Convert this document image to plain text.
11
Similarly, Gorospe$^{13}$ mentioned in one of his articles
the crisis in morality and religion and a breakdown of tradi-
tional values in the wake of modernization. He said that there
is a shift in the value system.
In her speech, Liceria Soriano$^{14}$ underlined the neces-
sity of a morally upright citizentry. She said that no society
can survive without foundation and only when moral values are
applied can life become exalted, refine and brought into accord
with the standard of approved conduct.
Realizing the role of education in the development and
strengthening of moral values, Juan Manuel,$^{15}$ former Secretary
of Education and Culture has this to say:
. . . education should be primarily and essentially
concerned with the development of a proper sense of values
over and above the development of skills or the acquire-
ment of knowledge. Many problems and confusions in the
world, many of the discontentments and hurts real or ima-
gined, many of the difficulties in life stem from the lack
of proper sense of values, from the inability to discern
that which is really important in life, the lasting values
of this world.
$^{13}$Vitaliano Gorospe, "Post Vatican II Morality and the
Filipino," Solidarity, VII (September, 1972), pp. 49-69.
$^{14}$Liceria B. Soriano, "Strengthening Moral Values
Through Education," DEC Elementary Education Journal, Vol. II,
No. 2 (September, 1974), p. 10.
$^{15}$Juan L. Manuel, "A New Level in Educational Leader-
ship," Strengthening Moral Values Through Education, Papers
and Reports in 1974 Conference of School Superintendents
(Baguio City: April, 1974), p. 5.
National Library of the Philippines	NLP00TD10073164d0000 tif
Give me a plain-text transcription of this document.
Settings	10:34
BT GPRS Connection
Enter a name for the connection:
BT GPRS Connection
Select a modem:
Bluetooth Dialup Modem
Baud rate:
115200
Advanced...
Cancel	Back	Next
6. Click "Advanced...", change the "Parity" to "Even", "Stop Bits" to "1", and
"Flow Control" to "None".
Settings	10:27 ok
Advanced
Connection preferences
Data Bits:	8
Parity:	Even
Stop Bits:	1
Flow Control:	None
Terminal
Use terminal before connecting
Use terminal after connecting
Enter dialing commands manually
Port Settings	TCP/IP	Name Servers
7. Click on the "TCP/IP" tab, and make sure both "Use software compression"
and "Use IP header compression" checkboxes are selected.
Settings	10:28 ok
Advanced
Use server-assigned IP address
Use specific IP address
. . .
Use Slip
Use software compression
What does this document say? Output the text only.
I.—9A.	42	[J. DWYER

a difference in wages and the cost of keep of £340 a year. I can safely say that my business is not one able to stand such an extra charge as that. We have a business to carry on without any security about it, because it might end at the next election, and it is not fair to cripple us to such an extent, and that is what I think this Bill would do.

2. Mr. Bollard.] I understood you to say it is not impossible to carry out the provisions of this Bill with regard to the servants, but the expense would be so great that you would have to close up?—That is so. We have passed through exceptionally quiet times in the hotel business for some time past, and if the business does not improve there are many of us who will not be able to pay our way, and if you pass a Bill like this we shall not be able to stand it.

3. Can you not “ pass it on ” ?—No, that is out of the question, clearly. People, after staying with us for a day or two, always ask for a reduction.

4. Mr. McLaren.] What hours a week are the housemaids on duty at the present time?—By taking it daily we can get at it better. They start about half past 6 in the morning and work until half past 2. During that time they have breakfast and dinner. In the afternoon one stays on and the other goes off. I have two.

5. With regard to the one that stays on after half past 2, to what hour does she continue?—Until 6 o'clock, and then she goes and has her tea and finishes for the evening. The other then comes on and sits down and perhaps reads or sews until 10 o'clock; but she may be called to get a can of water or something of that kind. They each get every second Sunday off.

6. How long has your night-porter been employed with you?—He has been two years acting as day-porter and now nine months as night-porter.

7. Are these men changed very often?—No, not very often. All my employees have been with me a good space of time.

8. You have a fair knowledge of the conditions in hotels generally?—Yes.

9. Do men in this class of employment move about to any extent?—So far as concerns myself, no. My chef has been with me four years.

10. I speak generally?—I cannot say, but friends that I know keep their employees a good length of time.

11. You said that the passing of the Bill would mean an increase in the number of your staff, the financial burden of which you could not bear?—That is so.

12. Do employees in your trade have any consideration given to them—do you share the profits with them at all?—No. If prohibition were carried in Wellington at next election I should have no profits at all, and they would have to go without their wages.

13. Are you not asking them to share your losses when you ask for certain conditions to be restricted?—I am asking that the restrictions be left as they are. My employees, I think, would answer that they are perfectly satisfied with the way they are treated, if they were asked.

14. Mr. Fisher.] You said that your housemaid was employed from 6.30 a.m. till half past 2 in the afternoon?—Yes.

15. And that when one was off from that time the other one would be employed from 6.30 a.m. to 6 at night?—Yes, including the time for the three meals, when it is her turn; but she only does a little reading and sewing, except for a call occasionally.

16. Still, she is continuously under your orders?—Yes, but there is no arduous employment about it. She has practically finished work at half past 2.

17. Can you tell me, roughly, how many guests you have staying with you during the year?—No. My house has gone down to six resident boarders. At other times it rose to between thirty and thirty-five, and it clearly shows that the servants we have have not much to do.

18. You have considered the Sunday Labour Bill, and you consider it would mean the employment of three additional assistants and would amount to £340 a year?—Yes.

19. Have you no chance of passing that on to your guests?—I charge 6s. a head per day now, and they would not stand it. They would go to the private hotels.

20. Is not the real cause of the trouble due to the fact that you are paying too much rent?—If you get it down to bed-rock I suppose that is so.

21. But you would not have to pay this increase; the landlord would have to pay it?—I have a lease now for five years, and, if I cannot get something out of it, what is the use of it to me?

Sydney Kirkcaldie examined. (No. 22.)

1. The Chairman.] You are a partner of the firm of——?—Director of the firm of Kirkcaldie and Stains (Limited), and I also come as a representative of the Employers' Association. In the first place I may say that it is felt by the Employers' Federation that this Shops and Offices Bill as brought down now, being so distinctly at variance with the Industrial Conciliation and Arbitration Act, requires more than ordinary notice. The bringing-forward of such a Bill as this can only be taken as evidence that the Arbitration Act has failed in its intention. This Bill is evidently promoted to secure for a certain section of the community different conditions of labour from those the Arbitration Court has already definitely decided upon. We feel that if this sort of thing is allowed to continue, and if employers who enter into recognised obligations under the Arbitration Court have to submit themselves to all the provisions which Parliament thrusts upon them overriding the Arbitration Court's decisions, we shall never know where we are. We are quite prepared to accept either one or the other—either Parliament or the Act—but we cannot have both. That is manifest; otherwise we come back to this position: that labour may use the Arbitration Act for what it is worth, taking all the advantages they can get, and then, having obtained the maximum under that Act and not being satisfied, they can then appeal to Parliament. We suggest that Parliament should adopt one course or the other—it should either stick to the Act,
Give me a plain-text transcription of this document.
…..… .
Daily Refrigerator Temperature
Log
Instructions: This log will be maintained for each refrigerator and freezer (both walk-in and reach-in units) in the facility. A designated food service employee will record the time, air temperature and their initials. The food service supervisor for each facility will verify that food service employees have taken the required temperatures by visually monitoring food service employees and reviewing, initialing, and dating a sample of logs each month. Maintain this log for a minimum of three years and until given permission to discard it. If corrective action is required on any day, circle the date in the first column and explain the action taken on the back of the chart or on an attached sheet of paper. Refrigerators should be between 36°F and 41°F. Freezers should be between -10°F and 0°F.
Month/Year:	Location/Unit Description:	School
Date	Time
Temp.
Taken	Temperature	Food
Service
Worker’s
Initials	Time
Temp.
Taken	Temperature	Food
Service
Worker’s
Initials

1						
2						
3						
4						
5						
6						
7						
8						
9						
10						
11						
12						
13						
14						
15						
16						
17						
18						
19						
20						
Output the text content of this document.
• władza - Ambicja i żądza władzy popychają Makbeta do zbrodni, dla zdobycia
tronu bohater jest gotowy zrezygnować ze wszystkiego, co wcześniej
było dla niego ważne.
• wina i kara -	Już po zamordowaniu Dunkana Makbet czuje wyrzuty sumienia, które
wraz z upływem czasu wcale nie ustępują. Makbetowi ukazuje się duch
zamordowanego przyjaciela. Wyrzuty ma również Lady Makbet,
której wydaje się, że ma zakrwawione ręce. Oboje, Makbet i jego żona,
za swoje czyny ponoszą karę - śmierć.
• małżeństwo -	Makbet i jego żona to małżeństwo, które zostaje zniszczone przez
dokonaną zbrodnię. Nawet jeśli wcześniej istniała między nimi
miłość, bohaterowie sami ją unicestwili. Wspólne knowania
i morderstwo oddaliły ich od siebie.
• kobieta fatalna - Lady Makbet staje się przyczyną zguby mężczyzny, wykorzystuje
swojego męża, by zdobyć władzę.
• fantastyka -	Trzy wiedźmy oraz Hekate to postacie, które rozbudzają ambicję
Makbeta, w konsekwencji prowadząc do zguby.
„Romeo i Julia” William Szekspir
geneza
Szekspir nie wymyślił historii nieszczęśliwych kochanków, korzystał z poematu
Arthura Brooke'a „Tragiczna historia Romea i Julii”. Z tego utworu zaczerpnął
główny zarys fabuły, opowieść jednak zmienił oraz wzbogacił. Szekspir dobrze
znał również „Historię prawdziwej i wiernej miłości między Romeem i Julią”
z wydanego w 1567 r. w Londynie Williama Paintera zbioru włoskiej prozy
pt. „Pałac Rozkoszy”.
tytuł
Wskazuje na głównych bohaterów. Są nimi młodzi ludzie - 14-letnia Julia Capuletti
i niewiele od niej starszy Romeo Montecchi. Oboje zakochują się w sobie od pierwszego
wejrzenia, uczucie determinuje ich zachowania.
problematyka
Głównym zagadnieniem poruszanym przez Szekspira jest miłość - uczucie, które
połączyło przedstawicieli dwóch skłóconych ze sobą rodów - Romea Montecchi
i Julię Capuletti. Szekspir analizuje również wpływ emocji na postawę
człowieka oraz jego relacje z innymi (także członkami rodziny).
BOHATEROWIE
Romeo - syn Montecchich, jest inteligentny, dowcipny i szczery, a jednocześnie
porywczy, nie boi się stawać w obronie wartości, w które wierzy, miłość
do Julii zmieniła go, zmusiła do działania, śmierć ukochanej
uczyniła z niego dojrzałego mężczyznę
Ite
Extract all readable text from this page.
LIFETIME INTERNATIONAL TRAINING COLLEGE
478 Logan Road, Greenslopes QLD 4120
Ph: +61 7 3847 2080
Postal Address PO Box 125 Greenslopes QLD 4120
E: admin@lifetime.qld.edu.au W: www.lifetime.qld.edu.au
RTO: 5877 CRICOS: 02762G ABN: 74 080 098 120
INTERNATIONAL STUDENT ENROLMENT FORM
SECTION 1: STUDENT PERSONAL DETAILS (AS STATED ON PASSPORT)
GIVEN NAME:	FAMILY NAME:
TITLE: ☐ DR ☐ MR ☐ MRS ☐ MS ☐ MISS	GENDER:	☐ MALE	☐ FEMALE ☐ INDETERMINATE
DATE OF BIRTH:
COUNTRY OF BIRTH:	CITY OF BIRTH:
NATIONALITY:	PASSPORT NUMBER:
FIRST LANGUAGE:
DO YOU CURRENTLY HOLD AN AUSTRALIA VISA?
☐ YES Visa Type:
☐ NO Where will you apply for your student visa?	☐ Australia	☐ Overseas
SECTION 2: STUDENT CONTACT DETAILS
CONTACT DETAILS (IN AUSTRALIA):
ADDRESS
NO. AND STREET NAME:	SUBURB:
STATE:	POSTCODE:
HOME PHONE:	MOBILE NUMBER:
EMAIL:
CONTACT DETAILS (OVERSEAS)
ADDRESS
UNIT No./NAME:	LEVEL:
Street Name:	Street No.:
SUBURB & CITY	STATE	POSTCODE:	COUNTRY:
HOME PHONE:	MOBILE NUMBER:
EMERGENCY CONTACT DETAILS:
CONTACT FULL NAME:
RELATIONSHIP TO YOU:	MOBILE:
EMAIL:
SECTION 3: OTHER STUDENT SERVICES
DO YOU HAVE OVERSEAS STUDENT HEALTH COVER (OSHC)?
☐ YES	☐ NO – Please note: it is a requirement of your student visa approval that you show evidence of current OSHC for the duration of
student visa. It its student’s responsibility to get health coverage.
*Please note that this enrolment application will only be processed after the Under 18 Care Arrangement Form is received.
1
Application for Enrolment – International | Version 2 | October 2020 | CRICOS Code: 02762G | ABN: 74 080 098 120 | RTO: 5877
● ● ● ● ●
** TASK TO COMPLETE **
State how many lines of the records above contain the word "half", giving only that number.

** PROBLEM SOLUTION **
4